__What is expected__
Tally the lines below that contain the word "Latency", and give only that number.

__Material for the task__
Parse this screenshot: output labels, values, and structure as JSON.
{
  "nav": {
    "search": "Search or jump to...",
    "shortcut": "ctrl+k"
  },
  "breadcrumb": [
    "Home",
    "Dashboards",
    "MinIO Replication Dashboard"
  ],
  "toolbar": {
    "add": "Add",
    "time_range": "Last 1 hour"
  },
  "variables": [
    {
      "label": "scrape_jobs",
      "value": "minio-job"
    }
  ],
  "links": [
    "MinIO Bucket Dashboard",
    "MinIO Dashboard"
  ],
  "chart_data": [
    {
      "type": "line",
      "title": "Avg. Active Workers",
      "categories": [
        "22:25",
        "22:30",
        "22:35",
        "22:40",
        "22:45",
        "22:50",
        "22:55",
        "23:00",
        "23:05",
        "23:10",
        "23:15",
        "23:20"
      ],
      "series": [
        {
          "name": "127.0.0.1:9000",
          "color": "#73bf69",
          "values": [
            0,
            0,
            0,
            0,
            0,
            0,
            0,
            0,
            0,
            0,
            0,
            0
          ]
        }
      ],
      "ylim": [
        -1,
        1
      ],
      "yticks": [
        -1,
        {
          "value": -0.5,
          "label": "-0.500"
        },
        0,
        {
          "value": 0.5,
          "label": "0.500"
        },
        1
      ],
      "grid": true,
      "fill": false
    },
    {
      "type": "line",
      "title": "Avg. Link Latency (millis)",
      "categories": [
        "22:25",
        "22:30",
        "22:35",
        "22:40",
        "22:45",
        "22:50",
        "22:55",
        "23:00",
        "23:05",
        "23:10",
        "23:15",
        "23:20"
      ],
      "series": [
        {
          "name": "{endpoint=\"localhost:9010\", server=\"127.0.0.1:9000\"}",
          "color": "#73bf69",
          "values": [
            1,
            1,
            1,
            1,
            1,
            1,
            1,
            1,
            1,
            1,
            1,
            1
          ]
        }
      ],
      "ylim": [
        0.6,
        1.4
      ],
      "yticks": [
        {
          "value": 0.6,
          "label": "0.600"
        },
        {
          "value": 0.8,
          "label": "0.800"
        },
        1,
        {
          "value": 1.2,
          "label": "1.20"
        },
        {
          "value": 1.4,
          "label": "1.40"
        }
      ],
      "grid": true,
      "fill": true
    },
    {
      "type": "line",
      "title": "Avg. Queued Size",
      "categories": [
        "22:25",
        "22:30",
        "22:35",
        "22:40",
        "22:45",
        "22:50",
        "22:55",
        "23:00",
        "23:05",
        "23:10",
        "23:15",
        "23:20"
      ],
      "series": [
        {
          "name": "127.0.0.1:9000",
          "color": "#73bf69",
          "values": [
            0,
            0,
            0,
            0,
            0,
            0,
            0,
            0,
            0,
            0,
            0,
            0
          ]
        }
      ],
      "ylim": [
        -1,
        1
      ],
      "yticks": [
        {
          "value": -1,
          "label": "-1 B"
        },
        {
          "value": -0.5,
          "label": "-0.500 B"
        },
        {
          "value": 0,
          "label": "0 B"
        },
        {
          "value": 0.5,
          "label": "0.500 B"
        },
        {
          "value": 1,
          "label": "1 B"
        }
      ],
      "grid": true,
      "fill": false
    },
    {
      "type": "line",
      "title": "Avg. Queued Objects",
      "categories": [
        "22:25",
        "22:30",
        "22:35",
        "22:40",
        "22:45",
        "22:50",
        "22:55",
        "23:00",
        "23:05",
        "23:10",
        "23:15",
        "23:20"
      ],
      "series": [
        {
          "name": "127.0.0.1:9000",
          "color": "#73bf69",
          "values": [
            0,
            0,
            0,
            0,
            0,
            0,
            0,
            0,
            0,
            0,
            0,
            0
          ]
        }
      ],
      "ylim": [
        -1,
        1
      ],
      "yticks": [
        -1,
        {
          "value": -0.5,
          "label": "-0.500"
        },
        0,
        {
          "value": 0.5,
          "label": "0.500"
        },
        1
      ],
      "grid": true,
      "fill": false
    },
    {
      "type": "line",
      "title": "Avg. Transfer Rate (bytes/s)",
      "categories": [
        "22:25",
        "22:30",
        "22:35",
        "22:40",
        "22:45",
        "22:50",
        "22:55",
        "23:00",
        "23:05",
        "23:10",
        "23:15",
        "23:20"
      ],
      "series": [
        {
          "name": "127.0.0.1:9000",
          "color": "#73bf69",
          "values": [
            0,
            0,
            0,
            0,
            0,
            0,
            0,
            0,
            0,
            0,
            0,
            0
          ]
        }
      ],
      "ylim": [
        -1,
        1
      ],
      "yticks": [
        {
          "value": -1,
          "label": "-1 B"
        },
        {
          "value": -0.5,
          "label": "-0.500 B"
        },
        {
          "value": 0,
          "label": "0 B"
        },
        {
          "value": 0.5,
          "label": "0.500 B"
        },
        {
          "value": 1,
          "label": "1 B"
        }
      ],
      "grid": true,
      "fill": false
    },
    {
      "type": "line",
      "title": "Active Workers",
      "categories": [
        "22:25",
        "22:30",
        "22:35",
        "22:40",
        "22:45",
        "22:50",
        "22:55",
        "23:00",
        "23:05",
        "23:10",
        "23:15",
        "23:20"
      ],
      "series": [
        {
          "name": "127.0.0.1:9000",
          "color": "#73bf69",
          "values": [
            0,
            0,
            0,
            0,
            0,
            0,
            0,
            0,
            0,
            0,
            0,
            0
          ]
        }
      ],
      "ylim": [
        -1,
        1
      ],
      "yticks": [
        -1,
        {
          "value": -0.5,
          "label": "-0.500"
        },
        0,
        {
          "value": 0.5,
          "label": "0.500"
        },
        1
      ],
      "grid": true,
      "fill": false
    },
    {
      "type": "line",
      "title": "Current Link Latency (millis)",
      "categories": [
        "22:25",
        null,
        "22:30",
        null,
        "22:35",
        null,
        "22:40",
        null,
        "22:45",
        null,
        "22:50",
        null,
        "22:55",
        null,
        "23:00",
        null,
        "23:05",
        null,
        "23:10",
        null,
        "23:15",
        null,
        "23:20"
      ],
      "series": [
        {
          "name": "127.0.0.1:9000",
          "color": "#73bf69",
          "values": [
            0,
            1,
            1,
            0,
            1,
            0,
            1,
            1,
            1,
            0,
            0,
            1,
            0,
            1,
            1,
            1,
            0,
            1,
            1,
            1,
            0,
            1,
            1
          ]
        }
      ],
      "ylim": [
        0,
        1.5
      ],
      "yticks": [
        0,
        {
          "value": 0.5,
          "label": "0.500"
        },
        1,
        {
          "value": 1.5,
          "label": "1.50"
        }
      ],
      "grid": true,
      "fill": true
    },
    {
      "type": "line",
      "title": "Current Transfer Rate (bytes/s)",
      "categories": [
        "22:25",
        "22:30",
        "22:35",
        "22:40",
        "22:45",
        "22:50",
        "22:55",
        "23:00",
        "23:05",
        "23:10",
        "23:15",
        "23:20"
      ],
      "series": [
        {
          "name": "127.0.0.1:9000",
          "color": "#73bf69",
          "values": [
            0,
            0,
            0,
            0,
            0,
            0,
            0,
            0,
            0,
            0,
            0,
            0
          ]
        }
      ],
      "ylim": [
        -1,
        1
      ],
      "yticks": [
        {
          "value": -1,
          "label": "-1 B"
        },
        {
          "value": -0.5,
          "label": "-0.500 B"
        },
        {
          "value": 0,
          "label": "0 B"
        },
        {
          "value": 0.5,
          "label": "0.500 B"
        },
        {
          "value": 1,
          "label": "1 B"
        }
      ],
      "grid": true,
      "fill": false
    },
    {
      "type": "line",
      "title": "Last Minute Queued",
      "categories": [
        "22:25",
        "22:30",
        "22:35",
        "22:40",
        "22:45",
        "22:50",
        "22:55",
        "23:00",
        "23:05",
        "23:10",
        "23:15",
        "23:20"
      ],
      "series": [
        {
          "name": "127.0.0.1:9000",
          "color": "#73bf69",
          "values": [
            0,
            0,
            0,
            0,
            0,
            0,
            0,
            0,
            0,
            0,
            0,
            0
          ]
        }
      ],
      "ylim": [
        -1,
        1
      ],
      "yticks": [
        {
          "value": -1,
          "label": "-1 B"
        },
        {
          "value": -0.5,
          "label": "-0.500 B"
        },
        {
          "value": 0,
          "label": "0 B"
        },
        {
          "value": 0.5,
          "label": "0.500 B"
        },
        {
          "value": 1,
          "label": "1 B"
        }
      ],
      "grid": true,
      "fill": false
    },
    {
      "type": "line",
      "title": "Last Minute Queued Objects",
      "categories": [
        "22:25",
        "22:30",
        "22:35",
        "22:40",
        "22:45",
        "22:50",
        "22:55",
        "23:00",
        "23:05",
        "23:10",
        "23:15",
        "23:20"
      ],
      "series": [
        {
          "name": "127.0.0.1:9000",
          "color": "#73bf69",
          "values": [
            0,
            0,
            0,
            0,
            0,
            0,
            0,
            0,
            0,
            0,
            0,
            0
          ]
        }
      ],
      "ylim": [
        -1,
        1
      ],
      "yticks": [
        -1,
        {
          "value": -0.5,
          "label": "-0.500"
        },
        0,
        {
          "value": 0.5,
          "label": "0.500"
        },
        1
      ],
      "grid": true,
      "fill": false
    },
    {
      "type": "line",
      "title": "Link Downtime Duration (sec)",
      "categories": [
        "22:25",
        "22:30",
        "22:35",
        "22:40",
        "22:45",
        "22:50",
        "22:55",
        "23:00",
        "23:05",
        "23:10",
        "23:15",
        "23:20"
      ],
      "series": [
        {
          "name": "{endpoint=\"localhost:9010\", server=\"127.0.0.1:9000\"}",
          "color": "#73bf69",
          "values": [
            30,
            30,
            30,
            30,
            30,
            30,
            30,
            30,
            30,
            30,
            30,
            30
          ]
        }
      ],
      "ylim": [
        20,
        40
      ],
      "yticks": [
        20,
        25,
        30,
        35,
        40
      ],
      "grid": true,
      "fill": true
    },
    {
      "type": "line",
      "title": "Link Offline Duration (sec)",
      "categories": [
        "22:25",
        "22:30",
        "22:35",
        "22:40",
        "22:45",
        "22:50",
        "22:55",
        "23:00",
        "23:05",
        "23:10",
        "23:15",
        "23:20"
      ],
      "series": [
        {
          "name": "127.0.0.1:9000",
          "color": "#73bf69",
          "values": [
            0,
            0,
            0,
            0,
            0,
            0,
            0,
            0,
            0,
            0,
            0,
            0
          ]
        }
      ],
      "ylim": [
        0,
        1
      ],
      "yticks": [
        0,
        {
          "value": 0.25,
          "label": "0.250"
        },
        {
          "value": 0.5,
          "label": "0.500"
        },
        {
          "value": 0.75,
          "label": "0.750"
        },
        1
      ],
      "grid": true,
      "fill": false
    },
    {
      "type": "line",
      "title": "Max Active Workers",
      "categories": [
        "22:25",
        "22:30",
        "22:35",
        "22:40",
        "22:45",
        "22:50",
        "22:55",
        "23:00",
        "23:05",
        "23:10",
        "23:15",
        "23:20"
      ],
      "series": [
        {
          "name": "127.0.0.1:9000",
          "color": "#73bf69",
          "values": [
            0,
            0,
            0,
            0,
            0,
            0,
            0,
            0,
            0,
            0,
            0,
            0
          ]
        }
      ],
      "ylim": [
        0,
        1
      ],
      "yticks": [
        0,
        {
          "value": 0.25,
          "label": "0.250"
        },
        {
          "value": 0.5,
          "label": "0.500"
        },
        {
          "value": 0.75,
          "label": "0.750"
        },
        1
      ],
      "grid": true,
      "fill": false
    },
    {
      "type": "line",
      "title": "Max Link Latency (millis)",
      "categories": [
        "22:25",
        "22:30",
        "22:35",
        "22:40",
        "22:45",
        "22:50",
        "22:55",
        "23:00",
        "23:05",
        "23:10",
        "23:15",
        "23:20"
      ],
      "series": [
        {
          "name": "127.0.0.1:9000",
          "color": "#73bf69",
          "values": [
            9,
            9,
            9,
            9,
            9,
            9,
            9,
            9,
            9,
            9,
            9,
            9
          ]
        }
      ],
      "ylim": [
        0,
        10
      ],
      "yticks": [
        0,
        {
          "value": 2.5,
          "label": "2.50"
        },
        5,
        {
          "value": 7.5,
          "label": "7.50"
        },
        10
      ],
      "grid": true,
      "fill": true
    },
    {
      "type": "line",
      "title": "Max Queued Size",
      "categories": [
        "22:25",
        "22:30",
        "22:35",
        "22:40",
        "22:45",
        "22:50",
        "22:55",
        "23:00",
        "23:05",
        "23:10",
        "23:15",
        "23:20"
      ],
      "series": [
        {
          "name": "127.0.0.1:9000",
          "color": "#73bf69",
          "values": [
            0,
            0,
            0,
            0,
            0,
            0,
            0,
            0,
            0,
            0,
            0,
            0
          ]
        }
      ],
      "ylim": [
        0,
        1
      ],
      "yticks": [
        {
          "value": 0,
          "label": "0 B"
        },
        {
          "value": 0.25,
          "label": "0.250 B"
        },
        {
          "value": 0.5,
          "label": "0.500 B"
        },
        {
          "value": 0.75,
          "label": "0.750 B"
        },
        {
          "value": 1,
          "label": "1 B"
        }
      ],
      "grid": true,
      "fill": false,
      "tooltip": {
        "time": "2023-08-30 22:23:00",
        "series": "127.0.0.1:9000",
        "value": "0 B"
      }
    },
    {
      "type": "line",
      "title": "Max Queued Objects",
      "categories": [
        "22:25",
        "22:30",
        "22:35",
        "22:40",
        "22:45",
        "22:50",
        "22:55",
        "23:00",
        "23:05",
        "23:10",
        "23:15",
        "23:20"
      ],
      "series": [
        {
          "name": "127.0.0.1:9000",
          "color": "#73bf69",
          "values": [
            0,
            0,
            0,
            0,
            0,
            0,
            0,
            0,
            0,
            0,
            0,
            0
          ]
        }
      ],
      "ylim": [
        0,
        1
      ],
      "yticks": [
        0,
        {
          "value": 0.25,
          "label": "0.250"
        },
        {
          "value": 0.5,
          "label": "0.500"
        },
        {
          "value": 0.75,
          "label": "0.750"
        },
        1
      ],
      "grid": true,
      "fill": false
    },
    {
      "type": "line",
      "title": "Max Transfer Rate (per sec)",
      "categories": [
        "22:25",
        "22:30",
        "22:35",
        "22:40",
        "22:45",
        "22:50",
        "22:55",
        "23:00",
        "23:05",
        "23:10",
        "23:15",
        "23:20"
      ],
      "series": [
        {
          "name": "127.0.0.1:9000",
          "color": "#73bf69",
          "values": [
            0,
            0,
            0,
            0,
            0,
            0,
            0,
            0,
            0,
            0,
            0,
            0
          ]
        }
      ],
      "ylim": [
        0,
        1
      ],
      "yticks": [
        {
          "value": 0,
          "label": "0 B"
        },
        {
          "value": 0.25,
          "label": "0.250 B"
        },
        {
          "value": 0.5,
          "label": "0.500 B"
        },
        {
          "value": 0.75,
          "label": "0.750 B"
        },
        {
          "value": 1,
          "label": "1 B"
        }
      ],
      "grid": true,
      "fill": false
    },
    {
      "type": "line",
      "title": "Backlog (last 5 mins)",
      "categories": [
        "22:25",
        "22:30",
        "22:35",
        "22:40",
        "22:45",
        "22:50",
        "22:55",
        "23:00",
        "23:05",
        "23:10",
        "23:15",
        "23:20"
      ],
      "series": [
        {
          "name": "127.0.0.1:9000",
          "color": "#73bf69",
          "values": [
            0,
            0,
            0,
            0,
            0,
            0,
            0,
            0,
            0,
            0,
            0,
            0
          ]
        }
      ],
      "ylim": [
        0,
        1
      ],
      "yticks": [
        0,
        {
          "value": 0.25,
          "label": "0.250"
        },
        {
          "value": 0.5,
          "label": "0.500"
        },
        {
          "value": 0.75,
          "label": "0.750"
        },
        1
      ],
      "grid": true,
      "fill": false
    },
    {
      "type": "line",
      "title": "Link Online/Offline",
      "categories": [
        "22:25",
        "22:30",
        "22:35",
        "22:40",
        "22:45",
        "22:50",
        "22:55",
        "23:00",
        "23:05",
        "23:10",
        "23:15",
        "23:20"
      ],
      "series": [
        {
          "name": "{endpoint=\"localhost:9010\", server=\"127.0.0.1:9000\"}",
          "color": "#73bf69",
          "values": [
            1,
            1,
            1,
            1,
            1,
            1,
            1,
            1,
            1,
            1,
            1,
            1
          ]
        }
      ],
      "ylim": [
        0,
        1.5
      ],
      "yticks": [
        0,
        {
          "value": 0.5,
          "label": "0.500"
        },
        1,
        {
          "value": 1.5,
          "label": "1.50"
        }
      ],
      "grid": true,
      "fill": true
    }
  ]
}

__Result for this exercise__
3